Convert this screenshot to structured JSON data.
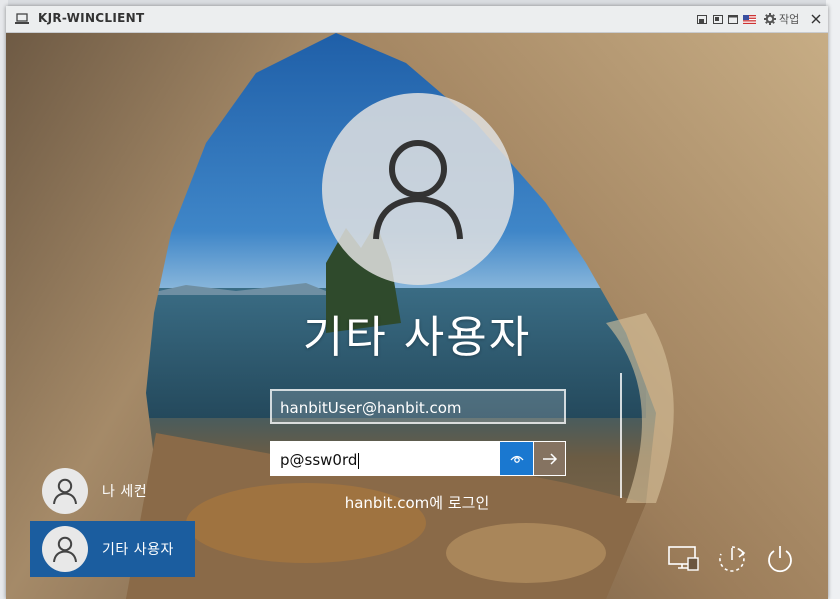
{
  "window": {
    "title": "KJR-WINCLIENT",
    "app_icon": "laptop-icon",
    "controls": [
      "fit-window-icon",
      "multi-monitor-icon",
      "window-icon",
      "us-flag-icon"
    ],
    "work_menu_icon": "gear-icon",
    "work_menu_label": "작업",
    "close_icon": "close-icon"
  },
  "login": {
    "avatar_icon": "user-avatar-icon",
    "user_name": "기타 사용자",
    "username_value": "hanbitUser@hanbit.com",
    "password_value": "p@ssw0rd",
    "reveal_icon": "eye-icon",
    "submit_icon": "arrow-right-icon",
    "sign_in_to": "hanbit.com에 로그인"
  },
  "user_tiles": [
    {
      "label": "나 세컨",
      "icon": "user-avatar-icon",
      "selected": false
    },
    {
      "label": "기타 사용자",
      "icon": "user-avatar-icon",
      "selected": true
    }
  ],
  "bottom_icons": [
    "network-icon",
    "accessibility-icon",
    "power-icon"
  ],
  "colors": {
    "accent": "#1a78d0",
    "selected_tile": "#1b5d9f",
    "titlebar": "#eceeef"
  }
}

****************************************

### STATED PROBLEM
Look through the lines above and collect those with the word "hanbit".

### SOLUTION TO THIS EXERCISE
    "username_value": "hanbitUser@hanbit.com",
    "sign_in_to": "hanbit.com에 로그인"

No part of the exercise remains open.